Data for this task:
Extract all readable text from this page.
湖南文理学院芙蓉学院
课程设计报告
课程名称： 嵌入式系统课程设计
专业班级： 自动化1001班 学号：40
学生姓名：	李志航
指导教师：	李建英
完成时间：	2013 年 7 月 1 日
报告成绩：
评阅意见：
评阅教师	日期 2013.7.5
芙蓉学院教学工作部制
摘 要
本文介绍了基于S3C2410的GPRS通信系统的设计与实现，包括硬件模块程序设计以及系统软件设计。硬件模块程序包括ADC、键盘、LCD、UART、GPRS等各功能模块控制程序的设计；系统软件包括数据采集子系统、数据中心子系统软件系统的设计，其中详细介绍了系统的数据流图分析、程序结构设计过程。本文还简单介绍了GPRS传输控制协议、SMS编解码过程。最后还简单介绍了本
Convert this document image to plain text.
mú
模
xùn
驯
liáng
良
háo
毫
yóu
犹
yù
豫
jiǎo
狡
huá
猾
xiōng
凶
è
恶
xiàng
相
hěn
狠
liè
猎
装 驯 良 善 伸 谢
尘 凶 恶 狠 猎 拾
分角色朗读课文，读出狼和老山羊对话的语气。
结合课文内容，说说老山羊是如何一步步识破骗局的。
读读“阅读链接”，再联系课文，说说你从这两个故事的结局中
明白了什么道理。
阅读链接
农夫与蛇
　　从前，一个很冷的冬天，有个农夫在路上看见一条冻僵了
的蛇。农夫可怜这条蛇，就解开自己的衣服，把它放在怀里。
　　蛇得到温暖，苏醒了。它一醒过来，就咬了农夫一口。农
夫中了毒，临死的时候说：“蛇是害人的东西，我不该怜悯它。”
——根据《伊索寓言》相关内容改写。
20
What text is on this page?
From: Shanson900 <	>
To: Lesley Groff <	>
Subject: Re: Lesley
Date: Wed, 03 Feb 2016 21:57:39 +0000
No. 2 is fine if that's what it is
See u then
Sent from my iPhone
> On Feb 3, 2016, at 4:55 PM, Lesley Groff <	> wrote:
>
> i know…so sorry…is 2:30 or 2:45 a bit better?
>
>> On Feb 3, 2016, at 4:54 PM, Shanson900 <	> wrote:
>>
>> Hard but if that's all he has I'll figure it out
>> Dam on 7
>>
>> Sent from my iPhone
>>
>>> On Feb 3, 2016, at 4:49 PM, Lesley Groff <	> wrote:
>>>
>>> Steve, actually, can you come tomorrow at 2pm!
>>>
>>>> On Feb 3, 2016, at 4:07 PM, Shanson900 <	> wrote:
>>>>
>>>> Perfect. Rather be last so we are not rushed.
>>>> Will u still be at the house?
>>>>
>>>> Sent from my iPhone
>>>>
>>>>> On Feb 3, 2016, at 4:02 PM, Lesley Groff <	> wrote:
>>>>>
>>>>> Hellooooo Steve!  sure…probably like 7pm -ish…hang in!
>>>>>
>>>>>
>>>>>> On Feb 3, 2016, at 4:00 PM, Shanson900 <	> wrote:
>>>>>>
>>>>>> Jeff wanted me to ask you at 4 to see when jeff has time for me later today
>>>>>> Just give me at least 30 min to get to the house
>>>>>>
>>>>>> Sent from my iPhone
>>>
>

Exercise brief: All entries must be repeated verbatim.

Result of this task:
Extract all readable text from this page.
湖南文理学院芙蓉学院
课程设计报告
课程名称： 嵌入式系统课程设计
专业班级： 自动化1001班 学号：40
学生姓名：	李志航
指导教师：	李建英
完成时间：	2013 年 7 月 1 日
报告成绩：
评阅意见：
评阅教师	日期 2013.7.5
芙蓉学院教学工作部制
摘 要
本文介绍了基于S3C2410的GPRS通信系统的设计与实现，包括硬件模块程序设计以及系统软件设计。硬件模块程序包括ADC、键盘、LCD、UART、GPRS等各功能模块控制程序的设计；系统软件包括数据采集子系统、数据中心子系统软件系统的设计，其中详细介绍了系统的数据流图分析、程序结构设计过程。本文还简单介绍了GPRS传输控制协议、SMS编解码过程。最后还简单介绍了本
Convert this document image to plain text.
mú
模
xùn
驯
liáng
良
háo
毫
yóu
犹
yù
豫
jiǎo
狡
huá
猾
xiōng
凶
è
恶
xiàng
相
hěn
狠
liè
猎
装 驯 良 善 伸 谢
尘 凶 恶 狠 猎 拾
分角色朗读课文，读出狼和老山羊对话的语气。
结合课文内容，说说老山羊是如何一步步识破骗局的。
读读“阅读链接”，再联系课文，说说你从这两个故事的结局中
明白了什么道理。
阅读链接
农夫与蛇
　　从前，一个很冷的冬天，有个农夫在路上看见一条冻僵了
的蛇。农夫可怜这条蛇，就解开自己的衣服，把它放在怀里。
　　蛇得到温暖，苏醒了。它一醒过来，就咬了农夫一口。农
夫中了毒，临死的时候说：“蛇是害人的东西，我不该怜悯它。”
——根据《伊索寓言》相关内容改写。
20
What text is on this page?
From: Shanson900 <	>
To: Lesley Groff <	>
Subject: Re: Lesley
Date: Wed, 03 Feb 2016 21:57:39 +0000
No. 2 is fine if that's what it is
See u then
Sent from my iPhone
> On Feb 3, 2016, at 4:55 PM, Lesley Groff <	> wrote:
>
> i know…so sorry…is 2:30 or 2:45 a bit better?
>
>> On Feb 3, 2016, at 4:54 PM, Shanson900 <	> wrote:
>>
>> Hard but if that's all he has I'll figure it out
>> Dam on 7
>>
>> Sent from my iPhone
>>
>>> On Feb 3, 2016, at 4:49 PM, Lesley Groff <	> wrote:
>>>
>>> Steve, actually, can you come tomorrow at 2pm!
>>>
>>>> On Feb 3, 2016, at 4:07 PM, Shanson900 <	> wrote:
>>>>
>>>> Perfect. Rather be last so we are not rushed.
>>>> Will u still be at the house?
>>>>
>>>> Sent from my iPhone
>>>>
>>>>> On Feb 3, 2016, at 4:02 PM, Lesley Groff <	> wrote:
>>>>>
>>>>> Hellooooo Steve!  sure…probably like 7pm -ish…hang in!
>>>>>
>>>>>
>>>>>> On Feb 3, 2016, at 4:00 PM, Shanson900 <	> wrote:
>>>>>>
>>>>>> Jeff wanted me to ask you at 4 to see when jeff has time for me later today
>>>>>> Just give me at least 30 min to get to the house
>>>>>>
>>>>>> Sent from my iPhone
>>>
>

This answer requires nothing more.